-- Selection --
Dandelion Dead is a British TV mini-series produced by LWT for ITV that aired in two parts on 6 and 13 February 1994. It tells the true story of Herbert Rowse Armstrong, a solicitor in the provincial town of Hay-on-Wye, Wales, who was convicted and hanged in May 1922 for the murder of his wife and the attempted murder of a fellow solicitor and business rival, Oswald Martin.

The series starred Michael Kitchen as Major Armstrong, Sarah Miles as Catherine Armstrong, David Thewlis as Oswald Martin and Lesley Sharp as Constance, Martin's wife. It was directed by Mike Hodges and won a BAFTA in 1995. As well as telling the main story of Major Armstrong's crimes, the series develops the courtship of Martin and his wife and shows the effects of events on Armstrong's children.

-- Material provided --
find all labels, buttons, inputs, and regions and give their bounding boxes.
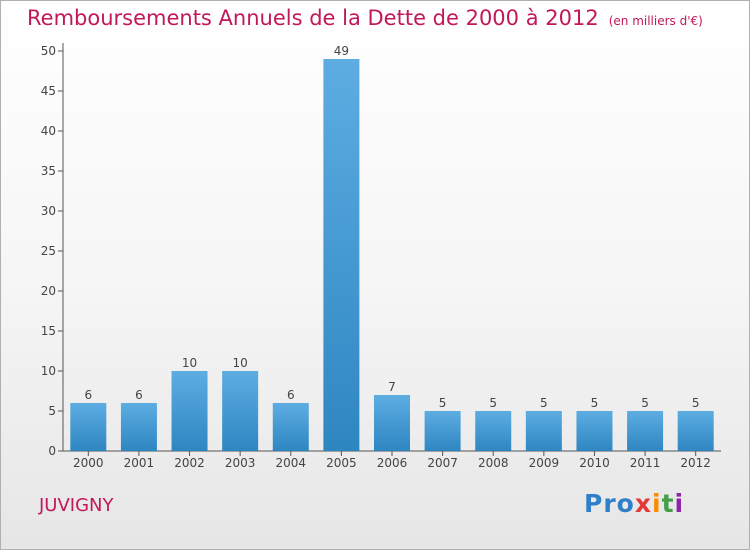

-- Your tasks --
#1 Update the passage about Dandelion Dead by starting at "Dandelion Dead is" and stopping after "on Armstrong's children.", with "solicitor" changed to "lawyer".
#2 According to the passage about Dandelion Dead, who directed the series?
Rely only on the passage about Dandelion Dead, not on the data.

-- Responses per task --
#1
Dandelion Dead is a British TV mini-series produced by LWT for ITV that aired in two parts on 6 and 13 February 1994. It tells the true story of Herbert Rowse Armstrong, a lawyer in the provincial town of Hay-on-Wye, Wales, who was convicted and hanged in May 1922 for the murder of his wife and the attempted murder of a fellow lawyer and business rival, Oswald Martin.

The series starred Michael Kitchen as Major Armstrong, Sarah Miles as Catherine Armstrong, David Thewlis as Oswald Martin and Lesley Sharp as Constance, Martin's wife. It was directed by Mike Hodges and won a BAFTA in 1995. As well as telling the main story of Major Armstrong's crimes, the series develops the courtship of Martin and his wife and shows the effects of events on Armstrong's children.

#2 Mike Hodges